» INSTRUCTIONS TO FOLLOW: Look through the listing below and work out how many of its lines hold the word "石川県建築士事務所協会". Give only the number.

» THE DATA:
○ ○ ○
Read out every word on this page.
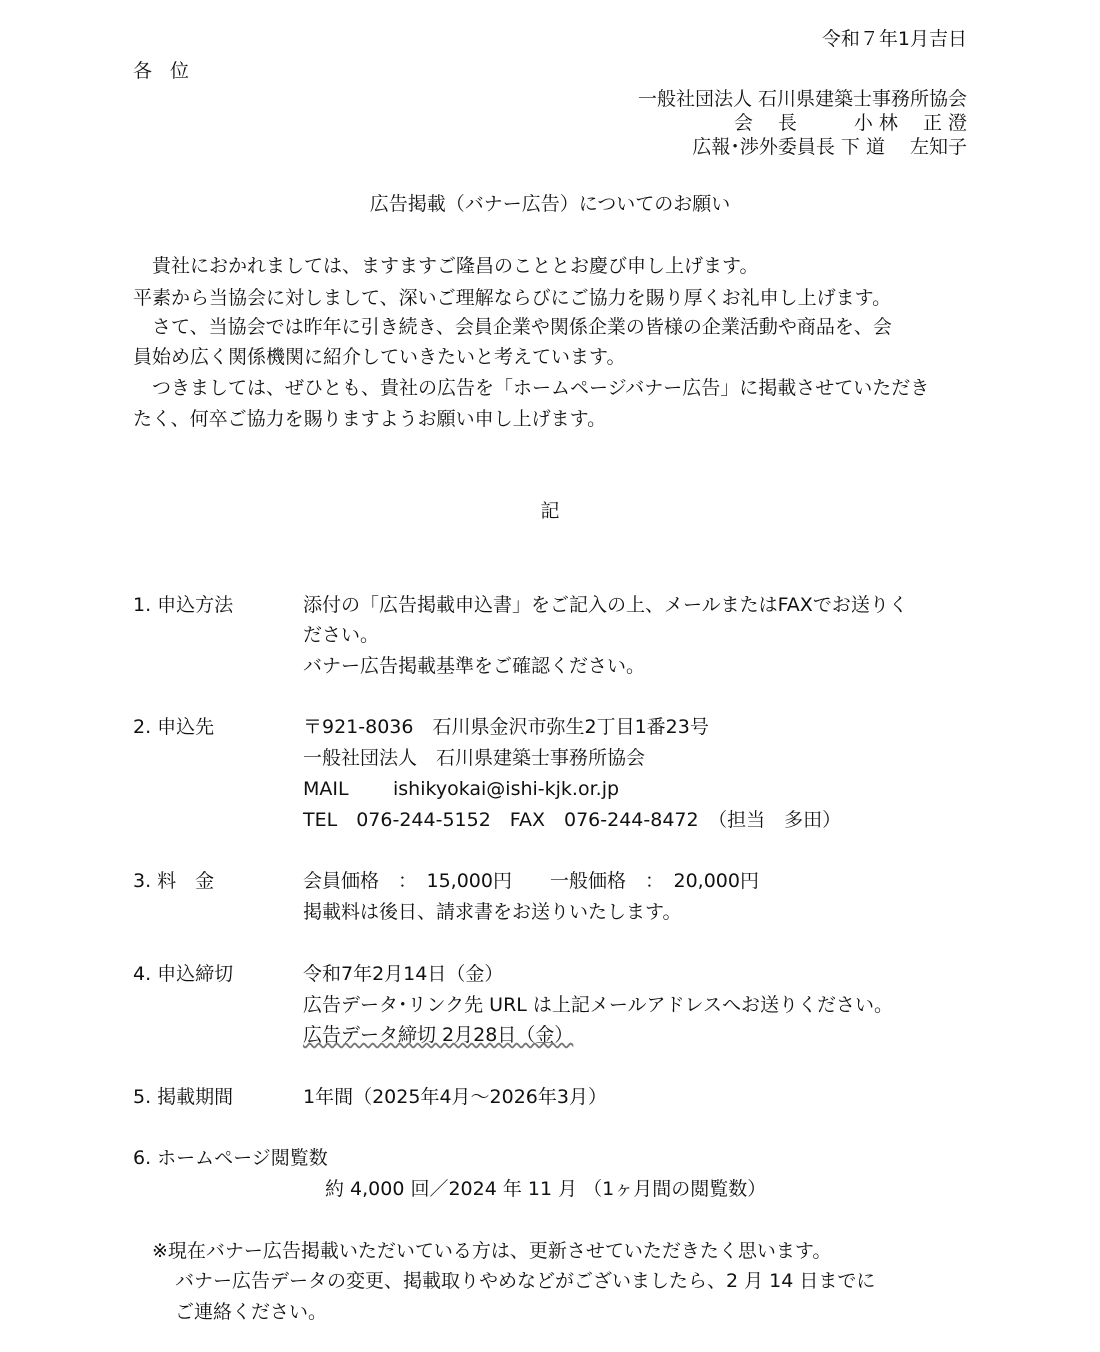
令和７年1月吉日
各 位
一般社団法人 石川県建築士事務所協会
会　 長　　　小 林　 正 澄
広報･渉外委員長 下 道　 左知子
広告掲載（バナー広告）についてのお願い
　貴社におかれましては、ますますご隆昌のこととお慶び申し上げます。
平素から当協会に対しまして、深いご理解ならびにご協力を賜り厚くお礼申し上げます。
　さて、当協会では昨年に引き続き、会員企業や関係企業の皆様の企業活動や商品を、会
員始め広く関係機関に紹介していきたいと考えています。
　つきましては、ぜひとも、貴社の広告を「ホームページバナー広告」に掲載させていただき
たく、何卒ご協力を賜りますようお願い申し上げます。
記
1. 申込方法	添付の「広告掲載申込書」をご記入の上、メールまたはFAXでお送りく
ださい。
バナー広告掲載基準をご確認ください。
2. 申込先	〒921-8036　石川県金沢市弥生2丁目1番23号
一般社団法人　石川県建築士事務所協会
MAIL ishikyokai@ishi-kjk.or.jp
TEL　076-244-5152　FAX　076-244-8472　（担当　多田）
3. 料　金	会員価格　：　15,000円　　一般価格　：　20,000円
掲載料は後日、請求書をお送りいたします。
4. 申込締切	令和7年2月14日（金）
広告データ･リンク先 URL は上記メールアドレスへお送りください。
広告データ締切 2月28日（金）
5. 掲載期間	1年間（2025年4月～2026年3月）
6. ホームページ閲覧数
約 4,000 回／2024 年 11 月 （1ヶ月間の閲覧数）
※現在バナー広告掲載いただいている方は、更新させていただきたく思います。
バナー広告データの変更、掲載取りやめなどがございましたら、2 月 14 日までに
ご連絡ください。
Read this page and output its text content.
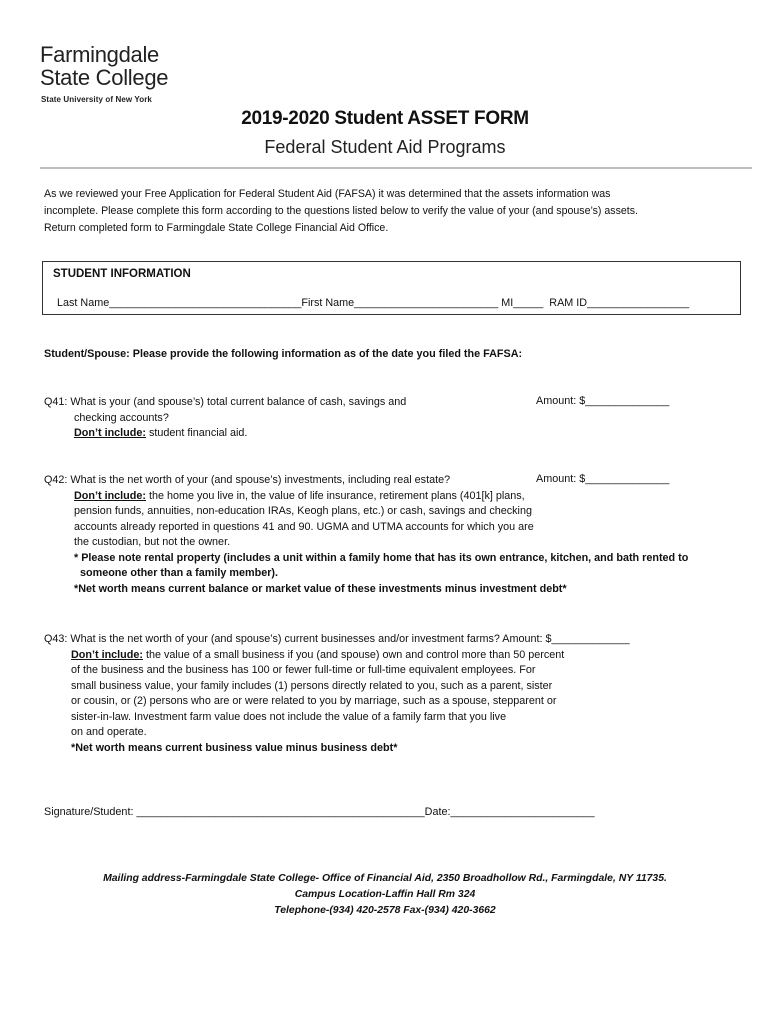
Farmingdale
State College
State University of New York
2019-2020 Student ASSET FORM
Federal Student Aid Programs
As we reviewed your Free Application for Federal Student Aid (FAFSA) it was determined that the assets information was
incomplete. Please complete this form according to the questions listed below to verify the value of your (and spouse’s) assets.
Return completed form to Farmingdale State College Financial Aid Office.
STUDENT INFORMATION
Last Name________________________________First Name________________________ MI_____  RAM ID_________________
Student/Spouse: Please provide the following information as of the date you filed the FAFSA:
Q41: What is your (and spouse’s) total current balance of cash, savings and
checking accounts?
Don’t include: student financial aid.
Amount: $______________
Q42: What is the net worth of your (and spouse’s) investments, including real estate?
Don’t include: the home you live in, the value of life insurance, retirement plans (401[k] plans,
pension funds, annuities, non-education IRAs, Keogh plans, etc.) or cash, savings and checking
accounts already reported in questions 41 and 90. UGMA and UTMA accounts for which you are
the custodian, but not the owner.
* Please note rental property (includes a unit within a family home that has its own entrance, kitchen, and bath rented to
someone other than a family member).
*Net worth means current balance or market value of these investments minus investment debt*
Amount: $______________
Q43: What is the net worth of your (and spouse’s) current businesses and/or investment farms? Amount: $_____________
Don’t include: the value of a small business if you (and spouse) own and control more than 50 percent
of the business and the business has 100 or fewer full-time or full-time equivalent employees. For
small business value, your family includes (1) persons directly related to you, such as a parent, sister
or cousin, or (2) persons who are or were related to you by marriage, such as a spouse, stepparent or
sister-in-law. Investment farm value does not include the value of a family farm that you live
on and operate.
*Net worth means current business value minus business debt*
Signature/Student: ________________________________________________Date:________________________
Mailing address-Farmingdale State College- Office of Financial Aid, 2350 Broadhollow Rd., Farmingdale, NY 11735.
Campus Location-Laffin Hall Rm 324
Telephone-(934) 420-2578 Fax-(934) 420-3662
○ ○ ○
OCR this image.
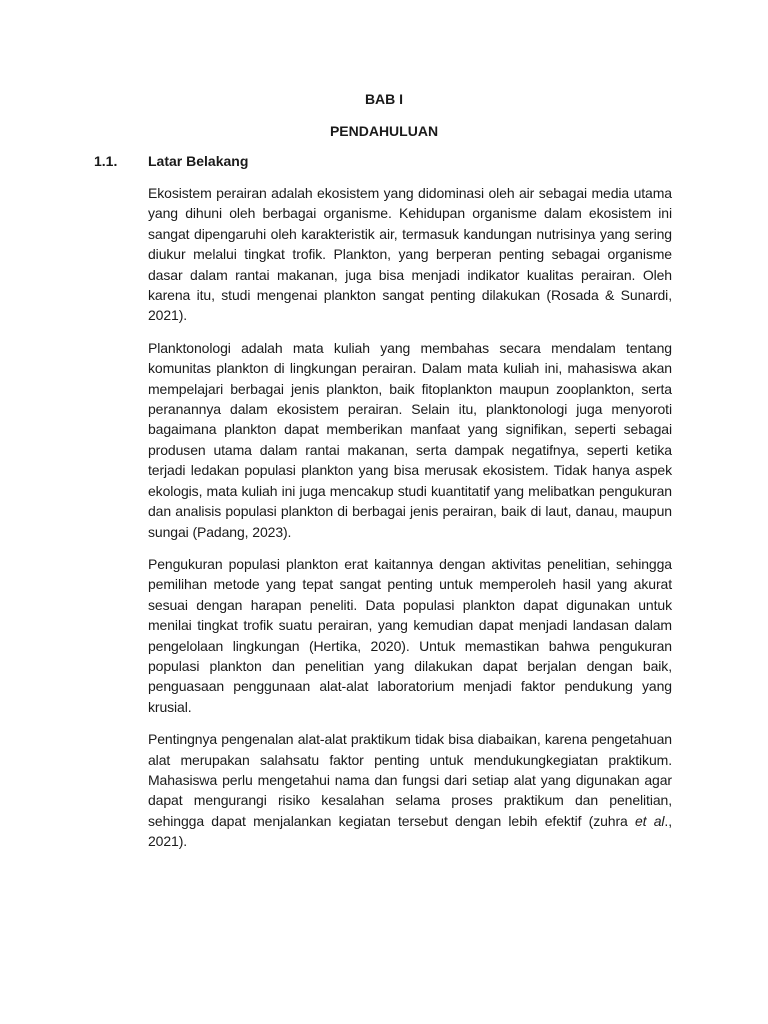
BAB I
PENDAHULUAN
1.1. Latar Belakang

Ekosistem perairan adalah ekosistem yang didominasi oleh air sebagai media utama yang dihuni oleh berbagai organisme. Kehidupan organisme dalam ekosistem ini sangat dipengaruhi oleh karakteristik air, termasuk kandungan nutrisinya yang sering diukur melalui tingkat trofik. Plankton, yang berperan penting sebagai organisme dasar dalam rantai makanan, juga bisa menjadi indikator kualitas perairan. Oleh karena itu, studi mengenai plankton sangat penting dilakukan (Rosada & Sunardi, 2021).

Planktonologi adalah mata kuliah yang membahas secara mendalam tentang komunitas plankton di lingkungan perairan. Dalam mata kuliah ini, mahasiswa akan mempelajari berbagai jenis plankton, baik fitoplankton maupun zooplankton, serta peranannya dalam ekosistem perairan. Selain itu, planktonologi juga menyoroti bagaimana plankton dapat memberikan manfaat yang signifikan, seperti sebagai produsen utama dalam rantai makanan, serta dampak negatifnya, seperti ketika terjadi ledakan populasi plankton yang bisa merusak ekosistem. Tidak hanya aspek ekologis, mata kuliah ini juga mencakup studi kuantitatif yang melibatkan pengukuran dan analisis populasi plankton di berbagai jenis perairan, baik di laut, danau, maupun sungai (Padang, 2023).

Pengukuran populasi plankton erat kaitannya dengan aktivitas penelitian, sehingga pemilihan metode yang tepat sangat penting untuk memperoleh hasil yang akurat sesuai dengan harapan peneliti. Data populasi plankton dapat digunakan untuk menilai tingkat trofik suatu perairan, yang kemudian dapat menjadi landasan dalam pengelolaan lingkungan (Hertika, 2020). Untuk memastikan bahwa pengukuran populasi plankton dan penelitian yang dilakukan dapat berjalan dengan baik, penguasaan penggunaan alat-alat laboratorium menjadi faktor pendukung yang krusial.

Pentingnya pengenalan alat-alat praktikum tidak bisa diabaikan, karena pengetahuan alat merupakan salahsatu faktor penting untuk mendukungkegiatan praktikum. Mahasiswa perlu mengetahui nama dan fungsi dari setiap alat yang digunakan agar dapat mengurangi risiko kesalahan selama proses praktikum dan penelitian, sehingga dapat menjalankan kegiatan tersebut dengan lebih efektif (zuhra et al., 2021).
○ ○ ○
» RIGHT ANSWER: 2